## STATED EXERCISE
Write every record out again exactly as given.
____ LISTING
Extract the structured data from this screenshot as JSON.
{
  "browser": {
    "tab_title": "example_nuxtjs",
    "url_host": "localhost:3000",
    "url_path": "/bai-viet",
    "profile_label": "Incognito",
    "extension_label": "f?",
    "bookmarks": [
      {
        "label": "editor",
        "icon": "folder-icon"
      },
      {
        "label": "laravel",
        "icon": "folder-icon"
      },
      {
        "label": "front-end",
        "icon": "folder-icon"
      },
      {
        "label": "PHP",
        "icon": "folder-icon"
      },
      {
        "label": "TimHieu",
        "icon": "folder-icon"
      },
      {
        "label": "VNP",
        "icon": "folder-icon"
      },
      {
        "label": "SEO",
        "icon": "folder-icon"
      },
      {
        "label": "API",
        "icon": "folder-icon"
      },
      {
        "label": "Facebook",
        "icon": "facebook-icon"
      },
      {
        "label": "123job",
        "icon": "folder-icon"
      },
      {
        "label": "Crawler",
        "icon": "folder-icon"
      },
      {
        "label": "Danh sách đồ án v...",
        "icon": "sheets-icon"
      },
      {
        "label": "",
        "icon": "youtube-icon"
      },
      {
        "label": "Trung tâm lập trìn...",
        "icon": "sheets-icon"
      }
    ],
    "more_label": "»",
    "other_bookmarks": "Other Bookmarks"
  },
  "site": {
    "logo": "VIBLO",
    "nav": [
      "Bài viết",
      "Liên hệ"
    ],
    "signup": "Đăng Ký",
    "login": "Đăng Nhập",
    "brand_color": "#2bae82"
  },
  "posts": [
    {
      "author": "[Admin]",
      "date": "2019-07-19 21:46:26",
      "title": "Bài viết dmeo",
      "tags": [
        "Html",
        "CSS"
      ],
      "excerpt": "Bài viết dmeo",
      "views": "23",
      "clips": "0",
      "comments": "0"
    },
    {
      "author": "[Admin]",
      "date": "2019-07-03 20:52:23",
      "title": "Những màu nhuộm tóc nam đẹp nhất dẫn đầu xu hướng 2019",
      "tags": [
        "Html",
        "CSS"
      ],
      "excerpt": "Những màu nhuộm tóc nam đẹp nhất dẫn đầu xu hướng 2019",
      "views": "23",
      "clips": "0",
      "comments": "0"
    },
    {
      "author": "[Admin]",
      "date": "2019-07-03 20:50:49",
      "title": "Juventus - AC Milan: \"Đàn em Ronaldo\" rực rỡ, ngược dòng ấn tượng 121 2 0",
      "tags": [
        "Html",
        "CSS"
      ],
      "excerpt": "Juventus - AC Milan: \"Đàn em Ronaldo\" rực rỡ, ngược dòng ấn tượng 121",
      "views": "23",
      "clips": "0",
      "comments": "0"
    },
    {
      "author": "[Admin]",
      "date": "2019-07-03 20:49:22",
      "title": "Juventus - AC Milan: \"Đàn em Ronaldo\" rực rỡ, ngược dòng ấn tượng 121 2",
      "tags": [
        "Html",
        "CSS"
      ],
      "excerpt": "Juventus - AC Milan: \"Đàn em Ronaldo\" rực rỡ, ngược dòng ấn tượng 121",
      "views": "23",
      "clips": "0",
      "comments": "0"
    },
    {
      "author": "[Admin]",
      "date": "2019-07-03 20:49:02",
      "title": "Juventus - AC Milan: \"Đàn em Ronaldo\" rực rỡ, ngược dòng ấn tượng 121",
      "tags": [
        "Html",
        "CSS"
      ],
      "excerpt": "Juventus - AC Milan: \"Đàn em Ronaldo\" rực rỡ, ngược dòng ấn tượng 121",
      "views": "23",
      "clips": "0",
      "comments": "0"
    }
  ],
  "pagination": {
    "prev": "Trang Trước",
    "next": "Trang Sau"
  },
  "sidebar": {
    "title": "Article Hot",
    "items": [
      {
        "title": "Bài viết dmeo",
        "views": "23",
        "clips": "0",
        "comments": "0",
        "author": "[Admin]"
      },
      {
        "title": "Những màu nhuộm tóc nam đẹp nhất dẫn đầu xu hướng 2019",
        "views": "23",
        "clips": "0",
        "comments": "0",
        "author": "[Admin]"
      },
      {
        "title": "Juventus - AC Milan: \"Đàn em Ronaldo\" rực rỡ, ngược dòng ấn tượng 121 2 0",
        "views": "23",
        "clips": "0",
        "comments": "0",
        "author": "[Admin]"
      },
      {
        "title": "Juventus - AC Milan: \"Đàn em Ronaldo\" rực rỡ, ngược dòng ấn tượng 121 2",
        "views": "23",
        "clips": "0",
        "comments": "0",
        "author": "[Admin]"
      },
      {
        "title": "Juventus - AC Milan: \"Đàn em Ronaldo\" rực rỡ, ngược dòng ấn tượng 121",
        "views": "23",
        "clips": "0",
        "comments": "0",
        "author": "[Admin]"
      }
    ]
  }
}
________
## EXERCISE ANSWER
Extract the structured data from this screenshot as JSON.
{
  "browser": {
    "tab_title": "example_nuxtjs",
    "url_host": "localhost:3000",
    "url_path": "/bai-viet",
    "profile_label": "Incognito",
    "extension_label": "f?",
    "bookmarks": [
      {
        "label": "editor",
        "icon": "folder-icon"
      },
      {
        "label": "laravel",
        "icon": "folder-icon"
      },
      {
        "label": "front-end",
        "icon": "folder-icon"
      },
      {
        "label": "PHP",
        "icon": "folder-icon"
      },
      {
        "label": "TimHieu",
        "icon": "folder-icon"
      },
      {
        "label": "VNP",
        "icon": "folder-icon"
      },
      {
        "label": "SEO",
        "icon": "folder-icon"
      },
      {
        "label": "API",
        "icon": "folder-icon"
      },
      {
        "label": "Facebook",
        "icon": "facebook-icon"
      },
      {
        "label": "123job",
        "icon": "folder-icon"
      },
      {
        "label": "Crawler",
        "icon": "folder-icon"
      },
      {
        "label": "Danh sách đồ án v...",
        "icon": "sheets-icon"
      },
      {
        "label": "",
        "icon": "youtube-icon"
      },
      {
        "label": "Trung tâm lập trìn...",
        "icon": "sheets-icon"
      }
    ],
    "more_label": "»",
    "other_bookmarks": "Other Bookmarks"
  },
  "site": {
    "logo": "VIBLO",
    "nav": [
      "Bài viết",
      "Liên hệ"
    ],
    "signup": "Đăng Ký",
    "login": "Đăng Nhập",
    "brand_color": "#2bae82"
  },
  "posts": [
    {
      "author": "[Admin]",
      "date": "2019-07-19 21:46:26",
      "title": "Bài viết dmeo",
      "tags": [
        "Html",
        "CSS"
      ],
      "excerpt": "Bài viết dmeo",
      "views": "23",
      "clips": "0",
      "comments": "0"
    },
    {
      "author": "[Admin]",
      "date": "2019-07-03 20:52:23",
      "title": "Những màu nhuộm tóc nam đẹp nhất dẫn đầu xu hướng 2019",
      "tags": [
        "Html",
        "CSS"
      ],
      "excerpt": "Những màu nhuộm tóc nam đẹp nhất dẫn đầu xu hướng 2019",
      "views": "23",
      "clips": "0",
      "comments": "0"
    },
    {
      "author": "[Admin]",
      "date": "2019-07-03 20:50:49",
      "title": "Juventus - AC Milan: \"Đàn em Ronaldo\" rực rỡ, ngược dòng ấn tượng 121 2 0",
      "tags": [
        "Html",
        "CSS"
      ],
      "excerpt": "Juventus - AC Milan: \"Đàn em Ronaldo\" rực rỡ, ngược dòng ấn tượng 121",
      "views": "23",
      "clips": "0",
      "comments": "0"
    },
    {
      "author": "[Admin]",
      "date": "2019-07-03 20:49:22",
      "title": "Juventus - AC Milan: \"Đàn em Ronaldo\" rực rỡ, ngược dòng ấn tượng 121 2",
      "tags": [
        "Html",
        "CSS"
      ],
      "excerpt": "Juventus - AC Milan: \"Đàn em Ronaldo\" rực rỡ, ngược dòng ấn tượng 121",
      "views": "23",
      "clips": "0",
      "comments": "0"
    },
    {
      "author": "[Admin]",
      "date": "2019-07-03 20:49:02",
      "title": "Juventus - AC Milan: \"Đàn em Ronaldo\" rực rỡ, ngược dòng ấn tượng 121",
      "tags": [
        "Html",
        "CSS"
      ],
      "excerpt": "Juventus - AC Milan: \"Đàn em Ronaldo\" rực rỡ, ngược dòng ấn tượng 121",
      "views": "23",
      "clips": "0",
      "comments": "0"
    }
  ],
  "pagination": {
    "prev": "Trang Trước",
    "next": "Trang Sau"
  },
  "sidebar": {
    "title": "Article Hot",
    "items": [
      {
        "title": "Bài viết dmeo",
        "views": "23",
        "clips": "0",
        "comments": "0",
        "author": "[Admin]"
      },
      {
        "title": "Những màu nhuộm tóc nam đẹp nhất dẫn đầu xu hướng 2019",
        "views": "23",
        "clips": "0",
        "comments": "0",
        "author": "[Admin]"
      },
      {
        "title": "Juventus - AC Milan: \"Đàn em Ronaldo\" rực rỡ, ngược dòng ấn tượng 121 2 0",
        "views": "23",
        "clips": "0",
        "comments": "0",
        "author": "[Admin]"
      },
      {
        "title": "Juventus - AC Milan: \"Đàn em Ronaldo\" rực rỡ, ngược dòng ấn tượng 121 2",
        "views": "23",
        "clips": "0",
        "comments": "0",
        "author": "[Admin]"
      },
      {
        "title": "Juventus - AC Milan: \"Đàn em Ronaldo\" rực rỡ, ngược dòng ấn tượng 121",
        "views": "23",
        "clips": "0",
        "comments": "0",
        "author": "[Admin]"
      }
    ]
  }
}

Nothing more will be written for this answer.